Given request: Reproduce the records verbatim, from their start through the line containing "table-cell: 28.30 — [857, 171, 902, 217]", with both ends included.

[Extracted data entries]
-- Start --

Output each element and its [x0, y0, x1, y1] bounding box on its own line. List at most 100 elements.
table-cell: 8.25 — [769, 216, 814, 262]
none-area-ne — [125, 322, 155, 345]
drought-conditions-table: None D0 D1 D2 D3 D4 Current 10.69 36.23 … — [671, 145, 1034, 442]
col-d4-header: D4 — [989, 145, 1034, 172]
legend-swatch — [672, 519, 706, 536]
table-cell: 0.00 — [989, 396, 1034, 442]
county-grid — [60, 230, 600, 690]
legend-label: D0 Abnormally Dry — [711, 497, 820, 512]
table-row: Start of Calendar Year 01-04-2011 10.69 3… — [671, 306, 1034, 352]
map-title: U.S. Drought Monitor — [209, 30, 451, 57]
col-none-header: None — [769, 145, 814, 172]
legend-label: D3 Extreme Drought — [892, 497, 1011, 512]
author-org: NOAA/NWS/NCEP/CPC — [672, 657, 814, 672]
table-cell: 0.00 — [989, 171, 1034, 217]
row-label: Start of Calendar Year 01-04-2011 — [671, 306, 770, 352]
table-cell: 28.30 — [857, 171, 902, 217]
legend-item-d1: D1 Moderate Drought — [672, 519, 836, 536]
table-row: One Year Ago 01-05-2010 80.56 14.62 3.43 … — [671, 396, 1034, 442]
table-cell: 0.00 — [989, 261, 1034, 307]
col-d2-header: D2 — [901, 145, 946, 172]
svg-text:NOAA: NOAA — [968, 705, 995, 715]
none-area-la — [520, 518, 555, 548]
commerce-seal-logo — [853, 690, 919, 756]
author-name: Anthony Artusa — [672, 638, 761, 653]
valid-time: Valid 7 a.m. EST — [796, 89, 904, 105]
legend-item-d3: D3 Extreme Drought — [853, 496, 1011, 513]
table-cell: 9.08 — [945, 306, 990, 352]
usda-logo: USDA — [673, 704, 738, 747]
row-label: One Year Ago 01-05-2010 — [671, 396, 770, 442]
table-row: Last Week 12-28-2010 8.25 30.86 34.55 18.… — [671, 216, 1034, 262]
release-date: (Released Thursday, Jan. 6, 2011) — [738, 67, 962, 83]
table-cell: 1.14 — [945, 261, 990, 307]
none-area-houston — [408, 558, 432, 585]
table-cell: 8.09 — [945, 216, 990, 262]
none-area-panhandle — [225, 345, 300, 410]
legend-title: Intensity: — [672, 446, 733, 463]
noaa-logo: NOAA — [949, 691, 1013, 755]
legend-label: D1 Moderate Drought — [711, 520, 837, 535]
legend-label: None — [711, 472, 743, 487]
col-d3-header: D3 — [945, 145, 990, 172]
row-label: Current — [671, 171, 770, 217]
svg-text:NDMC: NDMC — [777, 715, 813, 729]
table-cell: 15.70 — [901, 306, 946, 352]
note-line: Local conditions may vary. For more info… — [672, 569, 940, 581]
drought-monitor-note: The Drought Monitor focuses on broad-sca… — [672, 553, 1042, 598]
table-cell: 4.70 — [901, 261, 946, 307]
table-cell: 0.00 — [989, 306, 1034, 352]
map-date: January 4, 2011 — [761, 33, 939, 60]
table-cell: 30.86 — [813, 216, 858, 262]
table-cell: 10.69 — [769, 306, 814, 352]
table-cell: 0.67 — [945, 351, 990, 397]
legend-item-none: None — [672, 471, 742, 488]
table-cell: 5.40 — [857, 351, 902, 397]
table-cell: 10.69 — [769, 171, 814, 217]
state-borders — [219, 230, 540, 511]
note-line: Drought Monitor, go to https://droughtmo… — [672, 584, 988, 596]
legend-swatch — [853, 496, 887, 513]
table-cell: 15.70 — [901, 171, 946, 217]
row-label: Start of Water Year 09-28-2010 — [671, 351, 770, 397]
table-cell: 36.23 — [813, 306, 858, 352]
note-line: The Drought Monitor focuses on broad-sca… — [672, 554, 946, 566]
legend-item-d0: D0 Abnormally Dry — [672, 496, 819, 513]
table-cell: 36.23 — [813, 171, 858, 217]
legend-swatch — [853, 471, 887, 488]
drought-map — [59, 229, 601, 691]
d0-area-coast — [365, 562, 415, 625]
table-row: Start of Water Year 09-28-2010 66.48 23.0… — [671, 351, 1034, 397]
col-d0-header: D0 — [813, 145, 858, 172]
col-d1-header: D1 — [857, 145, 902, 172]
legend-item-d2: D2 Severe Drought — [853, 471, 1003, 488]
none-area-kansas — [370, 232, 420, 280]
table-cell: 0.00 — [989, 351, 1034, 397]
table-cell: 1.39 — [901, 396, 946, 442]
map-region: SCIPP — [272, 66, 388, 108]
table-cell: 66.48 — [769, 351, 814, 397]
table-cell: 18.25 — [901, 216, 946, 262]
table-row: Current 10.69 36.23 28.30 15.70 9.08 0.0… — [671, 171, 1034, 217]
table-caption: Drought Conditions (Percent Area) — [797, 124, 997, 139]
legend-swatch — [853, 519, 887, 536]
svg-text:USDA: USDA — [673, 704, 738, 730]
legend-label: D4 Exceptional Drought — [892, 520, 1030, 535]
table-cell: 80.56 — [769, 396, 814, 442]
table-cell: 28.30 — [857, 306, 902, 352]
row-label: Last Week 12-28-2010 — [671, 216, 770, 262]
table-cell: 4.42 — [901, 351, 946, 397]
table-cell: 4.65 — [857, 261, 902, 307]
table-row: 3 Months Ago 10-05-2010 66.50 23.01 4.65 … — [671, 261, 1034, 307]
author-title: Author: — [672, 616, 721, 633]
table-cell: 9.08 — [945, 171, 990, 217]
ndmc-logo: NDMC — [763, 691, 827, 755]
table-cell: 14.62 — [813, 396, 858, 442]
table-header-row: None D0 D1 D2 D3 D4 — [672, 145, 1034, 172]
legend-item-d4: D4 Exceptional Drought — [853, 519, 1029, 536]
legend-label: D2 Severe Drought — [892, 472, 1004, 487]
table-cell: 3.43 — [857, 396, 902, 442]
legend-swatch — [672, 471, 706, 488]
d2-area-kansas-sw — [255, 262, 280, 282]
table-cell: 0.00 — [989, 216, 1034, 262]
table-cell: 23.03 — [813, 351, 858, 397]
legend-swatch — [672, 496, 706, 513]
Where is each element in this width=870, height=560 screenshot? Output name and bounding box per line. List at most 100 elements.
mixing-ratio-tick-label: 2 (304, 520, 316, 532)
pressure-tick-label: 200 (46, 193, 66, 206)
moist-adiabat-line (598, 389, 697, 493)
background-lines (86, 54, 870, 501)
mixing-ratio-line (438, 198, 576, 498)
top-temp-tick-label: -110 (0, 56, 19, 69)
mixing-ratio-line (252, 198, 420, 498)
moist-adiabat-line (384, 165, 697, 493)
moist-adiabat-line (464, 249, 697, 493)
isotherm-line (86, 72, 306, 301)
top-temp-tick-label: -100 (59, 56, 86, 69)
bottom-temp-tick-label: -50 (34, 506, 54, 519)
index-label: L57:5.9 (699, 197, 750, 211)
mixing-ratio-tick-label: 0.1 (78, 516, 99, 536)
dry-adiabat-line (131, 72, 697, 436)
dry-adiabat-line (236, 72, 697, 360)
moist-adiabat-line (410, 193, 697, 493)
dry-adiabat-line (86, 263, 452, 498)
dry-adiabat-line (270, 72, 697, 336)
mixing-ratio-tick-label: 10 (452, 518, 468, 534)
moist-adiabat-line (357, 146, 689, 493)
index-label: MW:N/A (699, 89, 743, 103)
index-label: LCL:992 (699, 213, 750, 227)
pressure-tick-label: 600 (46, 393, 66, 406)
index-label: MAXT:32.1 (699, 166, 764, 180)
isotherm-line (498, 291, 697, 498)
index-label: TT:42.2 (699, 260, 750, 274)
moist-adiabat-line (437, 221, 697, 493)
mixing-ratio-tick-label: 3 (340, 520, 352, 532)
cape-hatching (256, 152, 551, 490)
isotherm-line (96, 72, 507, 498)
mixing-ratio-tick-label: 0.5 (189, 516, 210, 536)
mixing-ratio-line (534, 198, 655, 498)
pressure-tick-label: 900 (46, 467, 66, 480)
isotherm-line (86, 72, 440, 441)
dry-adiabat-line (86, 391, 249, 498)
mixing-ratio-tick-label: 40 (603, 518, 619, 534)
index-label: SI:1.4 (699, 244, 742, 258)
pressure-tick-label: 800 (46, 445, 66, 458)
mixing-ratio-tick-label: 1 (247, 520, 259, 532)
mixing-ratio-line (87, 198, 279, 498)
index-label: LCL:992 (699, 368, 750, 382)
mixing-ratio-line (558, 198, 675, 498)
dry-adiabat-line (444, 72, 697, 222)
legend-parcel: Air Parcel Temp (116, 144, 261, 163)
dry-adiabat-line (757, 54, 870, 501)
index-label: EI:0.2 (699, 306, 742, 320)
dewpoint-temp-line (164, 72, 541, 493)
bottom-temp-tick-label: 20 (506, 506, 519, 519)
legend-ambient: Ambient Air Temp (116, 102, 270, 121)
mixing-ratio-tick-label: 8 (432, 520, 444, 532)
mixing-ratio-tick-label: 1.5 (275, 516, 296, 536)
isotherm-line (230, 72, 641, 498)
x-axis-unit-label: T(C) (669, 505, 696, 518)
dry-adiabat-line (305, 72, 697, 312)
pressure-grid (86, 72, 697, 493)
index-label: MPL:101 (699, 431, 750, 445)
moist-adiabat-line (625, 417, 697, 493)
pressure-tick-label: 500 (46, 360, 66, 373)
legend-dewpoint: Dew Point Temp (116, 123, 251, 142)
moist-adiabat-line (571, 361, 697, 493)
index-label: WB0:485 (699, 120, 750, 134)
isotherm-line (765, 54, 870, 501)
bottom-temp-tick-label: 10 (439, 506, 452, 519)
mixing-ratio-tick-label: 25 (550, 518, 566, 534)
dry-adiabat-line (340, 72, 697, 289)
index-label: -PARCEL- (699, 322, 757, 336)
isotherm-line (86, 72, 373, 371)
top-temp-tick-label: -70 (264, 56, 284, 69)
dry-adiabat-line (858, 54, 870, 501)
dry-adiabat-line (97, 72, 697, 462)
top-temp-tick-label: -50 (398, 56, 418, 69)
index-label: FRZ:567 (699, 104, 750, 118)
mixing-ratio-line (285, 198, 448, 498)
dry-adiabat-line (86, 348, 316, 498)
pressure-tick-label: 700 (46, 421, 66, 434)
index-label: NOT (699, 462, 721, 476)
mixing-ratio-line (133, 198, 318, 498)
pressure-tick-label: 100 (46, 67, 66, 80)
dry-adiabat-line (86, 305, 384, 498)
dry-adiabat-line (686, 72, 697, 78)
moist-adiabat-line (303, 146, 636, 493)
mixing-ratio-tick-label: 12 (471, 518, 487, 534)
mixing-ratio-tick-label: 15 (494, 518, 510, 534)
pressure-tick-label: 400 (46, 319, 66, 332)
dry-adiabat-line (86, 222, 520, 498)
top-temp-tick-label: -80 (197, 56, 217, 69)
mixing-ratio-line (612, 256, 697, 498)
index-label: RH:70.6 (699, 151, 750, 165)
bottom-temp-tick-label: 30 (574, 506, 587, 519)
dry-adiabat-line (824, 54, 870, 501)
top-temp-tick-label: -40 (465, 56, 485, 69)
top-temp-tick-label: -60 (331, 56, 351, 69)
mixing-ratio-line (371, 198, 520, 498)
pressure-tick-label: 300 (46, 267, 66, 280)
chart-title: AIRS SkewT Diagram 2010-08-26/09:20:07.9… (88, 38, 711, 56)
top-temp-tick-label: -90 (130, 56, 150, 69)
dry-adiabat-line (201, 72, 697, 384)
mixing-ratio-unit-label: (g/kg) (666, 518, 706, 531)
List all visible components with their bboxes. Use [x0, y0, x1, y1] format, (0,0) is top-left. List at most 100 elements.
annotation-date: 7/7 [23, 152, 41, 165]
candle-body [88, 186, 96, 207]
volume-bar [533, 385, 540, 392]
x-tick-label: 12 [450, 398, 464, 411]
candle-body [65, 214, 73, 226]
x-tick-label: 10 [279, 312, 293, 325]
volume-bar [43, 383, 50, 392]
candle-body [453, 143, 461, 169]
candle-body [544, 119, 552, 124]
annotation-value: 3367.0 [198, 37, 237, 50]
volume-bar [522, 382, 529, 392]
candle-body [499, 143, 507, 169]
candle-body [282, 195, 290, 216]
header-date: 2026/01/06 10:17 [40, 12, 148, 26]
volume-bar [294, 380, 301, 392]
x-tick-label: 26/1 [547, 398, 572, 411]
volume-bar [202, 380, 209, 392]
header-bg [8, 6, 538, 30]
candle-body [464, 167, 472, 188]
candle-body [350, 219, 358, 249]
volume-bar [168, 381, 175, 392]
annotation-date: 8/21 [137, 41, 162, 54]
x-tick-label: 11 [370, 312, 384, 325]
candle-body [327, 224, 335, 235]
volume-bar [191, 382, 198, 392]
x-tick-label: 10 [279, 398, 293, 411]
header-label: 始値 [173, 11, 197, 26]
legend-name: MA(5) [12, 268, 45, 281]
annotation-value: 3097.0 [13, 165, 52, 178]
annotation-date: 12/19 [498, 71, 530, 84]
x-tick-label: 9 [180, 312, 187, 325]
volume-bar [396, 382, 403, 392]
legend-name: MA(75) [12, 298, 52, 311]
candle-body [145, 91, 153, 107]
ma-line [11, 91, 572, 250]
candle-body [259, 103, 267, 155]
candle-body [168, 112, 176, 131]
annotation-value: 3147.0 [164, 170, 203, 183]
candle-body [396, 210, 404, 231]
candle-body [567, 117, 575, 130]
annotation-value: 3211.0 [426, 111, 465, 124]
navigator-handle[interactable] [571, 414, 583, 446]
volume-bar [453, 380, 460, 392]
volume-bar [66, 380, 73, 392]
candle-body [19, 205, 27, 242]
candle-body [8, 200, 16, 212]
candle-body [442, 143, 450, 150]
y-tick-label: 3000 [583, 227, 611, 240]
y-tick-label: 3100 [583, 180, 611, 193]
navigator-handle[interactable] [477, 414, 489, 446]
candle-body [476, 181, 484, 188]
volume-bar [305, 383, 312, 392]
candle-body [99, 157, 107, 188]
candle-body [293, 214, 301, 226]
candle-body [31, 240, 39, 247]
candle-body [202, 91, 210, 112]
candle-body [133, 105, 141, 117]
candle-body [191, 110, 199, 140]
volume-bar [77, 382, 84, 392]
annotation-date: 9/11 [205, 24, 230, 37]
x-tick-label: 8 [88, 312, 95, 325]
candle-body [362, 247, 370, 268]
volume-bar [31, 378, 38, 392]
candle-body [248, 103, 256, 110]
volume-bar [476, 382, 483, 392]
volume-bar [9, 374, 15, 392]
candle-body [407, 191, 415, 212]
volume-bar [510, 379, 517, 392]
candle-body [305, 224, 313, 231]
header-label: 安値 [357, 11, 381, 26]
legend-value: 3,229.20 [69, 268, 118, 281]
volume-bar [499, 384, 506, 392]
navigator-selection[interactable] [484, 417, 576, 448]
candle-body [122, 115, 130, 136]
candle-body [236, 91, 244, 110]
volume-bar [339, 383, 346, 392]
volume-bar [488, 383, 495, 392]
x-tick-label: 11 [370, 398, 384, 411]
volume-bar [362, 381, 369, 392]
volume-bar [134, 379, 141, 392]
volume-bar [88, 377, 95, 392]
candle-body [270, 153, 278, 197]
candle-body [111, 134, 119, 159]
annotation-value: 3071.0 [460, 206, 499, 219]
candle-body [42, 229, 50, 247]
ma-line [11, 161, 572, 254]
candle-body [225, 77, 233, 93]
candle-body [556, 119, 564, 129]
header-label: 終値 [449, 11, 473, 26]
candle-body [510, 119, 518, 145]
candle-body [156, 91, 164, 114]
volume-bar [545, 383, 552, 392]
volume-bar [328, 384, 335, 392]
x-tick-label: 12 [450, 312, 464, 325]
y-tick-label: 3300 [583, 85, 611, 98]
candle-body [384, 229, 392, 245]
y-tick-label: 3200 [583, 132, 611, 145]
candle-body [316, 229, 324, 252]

-- End --

Written response:
Output each element and its [x0, y0, x1, y1] bounding box on its own line. List at most 100 elements.
table-cell: 8.25 — [769, 216, 814, 262]
none-area-ne — [125, 322, 155, 345]
drought-conditions-table: None D0 D1 D2 D3 D4 Current 10.69 36.23 … — [671, 145, 1034, 442]
col-d4-header: D4 — [989, 145, 1034, 172]
legend-swatch — [672, 519, 706, 536]
table-cell: 0.00 — [989, 396, 1034, 442]
county-grid — [60, 230, 600, 690]
legend-label: D0 Abnormally Dry — [711, 497, 820, 512]
table-row: Start of Calendar Year 01-04-2011 10.69 3… — [671, 306, 1034, 352]
map-title: U.S. Drought Monitor — [209, 30, 451, 57]
col-none-header: None — [769, 145, 814, 172]
legend-label: D3 Extreme Drought — [892, 497, 1011, 512]
author-org: NOAA/NWS/NCEP/CPC — [672, 657, 814, 672]
table-cell: 0.00 — [989, 171, 1034, 217]
row-label: Start of Calendar Year 01-04-2011 — [671, 306, 770, 352]
table-cell: 28.30 — [857, 171, 902, 217]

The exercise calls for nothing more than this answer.